--- MATERIAL SUPPLIED ---

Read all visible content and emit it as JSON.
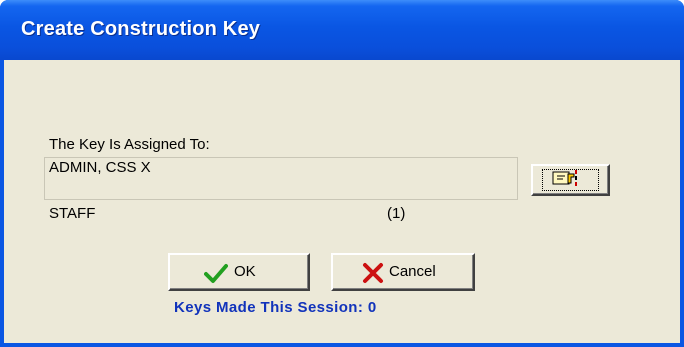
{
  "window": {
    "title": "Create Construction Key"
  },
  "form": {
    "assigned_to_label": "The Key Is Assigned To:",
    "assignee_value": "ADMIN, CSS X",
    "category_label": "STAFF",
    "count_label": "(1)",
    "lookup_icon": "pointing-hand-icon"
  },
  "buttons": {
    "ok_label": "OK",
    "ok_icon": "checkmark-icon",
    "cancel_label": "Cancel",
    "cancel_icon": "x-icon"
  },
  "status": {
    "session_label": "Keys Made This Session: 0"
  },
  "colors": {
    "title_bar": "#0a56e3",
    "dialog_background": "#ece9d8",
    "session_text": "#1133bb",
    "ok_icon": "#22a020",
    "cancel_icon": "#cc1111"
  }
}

---
--- MATERIAL SUPPLIED ---

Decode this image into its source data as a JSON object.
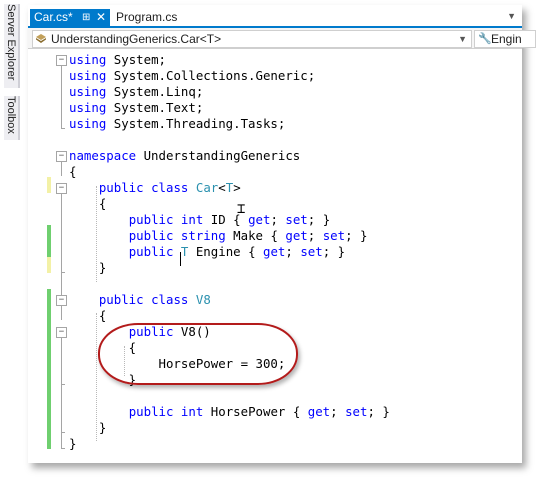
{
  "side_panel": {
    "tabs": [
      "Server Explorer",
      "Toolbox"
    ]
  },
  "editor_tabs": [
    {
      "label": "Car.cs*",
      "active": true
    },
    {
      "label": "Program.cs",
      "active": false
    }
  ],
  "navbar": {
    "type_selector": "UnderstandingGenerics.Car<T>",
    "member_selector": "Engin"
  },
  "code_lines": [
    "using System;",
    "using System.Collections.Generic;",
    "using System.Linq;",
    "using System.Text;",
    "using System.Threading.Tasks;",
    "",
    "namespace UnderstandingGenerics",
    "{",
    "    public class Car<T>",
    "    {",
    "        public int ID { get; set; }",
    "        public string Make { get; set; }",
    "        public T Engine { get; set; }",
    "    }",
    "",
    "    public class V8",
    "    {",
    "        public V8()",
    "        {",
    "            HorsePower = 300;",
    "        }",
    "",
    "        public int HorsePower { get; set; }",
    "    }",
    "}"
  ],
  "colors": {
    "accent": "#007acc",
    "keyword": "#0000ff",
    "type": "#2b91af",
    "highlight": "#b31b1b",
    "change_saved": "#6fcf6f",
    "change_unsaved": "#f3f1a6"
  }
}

---

### STATED EXERCISE
Copy the lines from the entries above in which the word "public" appears.

### ANSWER TO THIS PROBLEM
    "    public class Car<T>",
    "        public int ID { get; set; }",
    "        public string Make { get; set; }",
    "        public T Engine { get; set; }",
    "    public class V8",
    "        public V8()",
    "        public int HorsePower { get; set; }",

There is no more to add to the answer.